## [Short exercise]
Scan the following material for the string "Product" and copy each line in which it appears.

-- Start of Provided records --

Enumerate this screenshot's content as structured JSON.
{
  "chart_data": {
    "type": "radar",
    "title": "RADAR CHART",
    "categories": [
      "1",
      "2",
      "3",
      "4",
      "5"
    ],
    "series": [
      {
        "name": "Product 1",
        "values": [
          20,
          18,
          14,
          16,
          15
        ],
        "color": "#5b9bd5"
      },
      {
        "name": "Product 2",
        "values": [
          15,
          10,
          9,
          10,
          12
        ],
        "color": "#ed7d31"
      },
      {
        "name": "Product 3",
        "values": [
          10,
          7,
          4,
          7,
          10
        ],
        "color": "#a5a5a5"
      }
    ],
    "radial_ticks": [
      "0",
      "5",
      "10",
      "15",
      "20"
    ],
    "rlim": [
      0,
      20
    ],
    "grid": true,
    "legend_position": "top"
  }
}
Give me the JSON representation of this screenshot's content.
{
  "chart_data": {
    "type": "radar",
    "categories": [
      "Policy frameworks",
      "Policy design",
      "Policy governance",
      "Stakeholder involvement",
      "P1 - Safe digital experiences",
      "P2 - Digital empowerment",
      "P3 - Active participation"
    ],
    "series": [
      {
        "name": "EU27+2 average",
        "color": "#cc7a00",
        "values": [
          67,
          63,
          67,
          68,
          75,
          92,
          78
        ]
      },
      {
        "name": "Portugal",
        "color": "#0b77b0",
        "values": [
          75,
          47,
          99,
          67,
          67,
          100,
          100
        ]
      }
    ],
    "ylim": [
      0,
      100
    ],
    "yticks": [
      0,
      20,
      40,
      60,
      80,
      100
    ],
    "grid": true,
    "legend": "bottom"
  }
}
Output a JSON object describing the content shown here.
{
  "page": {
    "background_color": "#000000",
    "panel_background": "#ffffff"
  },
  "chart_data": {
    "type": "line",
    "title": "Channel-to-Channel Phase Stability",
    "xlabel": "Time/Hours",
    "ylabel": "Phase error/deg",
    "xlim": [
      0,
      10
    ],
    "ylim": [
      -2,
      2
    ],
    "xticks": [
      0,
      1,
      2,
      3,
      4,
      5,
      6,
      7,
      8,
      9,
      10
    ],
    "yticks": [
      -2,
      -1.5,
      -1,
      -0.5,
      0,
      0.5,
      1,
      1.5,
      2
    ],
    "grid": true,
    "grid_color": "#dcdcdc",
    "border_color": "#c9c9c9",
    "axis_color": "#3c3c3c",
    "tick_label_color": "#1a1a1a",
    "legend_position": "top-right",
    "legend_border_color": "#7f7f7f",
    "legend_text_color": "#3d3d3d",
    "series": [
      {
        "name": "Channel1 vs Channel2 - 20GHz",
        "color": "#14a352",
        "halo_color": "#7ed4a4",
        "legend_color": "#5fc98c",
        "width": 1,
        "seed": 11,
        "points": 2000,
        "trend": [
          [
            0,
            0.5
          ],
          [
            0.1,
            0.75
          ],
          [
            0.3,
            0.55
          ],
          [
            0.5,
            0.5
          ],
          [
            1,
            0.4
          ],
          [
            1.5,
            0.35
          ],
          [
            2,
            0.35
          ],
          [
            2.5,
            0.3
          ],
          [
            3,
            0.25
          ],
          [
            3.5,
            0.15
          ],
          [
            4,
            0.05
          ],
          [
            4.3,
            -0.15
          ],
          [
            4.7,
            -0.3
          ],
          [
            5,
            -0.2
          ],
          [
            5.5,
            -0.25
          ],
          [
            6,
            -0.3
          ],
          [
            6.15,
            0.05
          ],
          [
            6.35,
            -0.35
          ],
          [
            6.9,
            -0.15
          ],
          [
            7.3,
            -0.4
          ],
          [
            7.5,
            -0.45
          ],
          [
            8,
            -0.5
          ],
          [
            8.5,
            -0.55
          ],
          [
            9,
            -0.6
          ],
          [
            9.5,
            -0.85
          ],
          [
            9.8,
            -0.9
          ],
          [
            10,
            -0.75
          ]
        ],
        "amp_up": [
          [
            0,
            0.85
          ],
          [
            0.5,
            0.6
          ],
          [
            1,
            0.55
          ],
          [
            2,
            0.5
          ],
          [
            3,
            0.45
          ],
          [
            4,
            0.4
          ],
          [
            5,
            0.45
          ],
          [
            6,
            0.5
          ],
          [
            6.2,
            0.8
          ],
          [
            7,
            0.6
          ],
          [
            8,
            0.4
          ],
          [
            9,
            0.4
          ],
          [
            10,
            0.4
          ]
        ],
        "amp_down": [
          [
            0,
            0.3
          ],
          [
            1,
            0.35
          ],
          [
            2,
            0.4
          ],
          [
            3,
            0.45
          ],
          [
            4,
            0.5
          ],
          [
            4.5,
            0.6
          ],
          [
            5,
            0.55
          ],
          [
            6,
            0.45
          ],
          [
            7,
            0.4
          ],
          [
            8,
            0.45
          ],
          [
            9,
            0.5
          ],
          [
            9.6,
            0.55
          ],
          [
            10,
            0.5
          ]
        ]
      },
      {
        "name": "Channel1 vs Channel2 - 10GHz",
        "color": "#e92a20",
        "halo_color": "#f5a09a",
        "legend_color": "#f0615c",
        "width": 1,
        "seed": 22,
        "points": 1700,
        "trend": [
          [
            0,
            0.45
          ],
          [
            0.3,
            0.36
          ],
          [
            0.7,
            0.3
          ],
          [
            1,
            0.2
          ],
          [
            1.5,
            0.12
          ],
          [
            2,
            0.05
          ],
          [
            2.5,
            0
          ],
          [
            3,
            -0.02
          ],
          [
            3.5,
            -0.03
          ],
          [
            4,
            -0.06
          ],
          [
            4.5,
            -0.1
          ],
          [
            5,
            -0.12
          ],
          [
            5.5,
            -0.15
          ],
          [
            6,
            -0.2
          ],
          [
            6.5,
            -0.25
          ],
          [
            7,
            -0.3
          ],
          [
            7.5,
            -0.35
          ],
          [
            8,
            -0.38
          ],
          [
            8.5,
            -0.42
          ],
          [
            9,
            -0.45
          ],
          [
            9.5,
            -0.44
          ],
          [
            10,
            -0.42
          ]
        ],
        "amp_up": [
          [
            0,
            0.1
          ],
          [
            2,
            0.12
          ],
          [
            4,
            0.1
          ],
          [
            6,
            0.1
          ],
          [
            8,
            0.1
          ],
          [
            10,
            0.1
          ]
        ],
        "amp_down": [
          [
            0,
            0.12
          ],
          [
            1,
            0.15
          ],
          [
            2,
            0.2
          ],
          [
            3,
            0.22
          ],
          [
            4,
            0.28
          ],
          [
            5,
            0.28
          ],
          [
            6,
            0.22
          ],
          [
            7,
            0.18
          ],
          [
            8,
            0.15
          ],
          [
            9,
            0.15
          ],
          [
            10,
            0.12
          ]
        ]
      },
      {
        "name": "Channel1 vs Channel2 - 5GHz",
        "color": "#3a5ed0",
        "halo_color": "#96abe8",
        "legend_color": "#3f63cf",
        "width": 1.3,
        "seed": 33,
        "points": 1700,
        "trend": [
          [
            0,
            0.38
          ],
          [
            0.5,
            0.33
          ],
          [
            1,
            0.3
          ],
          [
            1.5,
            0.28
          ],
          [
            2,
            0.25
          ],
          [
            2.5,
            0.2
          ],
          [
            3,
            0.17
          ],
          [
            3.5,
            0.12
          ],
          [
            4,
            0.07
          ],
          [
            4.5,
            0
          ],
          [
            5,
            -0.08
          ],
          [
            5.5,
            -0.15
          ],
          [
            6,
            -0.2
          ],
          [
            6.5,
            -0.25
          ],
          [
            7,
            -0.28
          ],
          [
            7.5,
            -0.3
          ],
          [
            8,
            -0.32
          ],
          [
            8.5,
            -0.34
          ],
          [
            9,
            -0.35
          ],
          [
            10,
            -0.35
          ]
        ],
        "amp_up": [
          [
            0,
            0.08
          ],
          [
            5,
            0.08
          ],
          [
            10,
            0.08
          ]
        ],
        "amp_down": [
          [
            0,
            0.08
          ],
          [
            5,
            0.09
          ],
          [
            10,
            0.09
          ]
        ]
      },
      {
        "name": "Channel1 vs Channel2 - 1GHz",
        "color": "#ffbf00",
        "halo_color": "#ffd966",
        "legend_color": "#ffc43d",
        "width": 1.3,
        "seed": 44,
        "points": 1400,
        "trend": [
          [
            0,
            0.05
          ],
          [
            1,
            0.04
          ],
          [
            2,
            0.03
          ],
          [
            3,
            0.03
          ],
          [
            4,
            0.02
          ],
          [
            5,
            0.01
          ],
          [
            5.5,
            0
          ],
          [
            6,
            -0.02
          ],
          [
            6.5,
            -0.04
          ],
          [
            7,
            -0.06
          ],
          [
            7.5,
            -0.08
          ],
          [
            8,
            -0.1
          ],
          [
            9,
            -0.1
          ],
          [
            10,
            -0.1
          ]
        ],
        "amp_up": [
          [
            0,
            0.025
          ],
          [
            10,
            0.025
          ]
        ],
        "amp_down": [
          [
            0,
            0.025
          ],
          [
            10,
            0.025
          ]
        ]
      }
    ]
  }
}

-- End of Provided records --

## [Solution to this exercise]
        "name": "Product 1",
        "name": "Product 2",
        "name": "Product 3",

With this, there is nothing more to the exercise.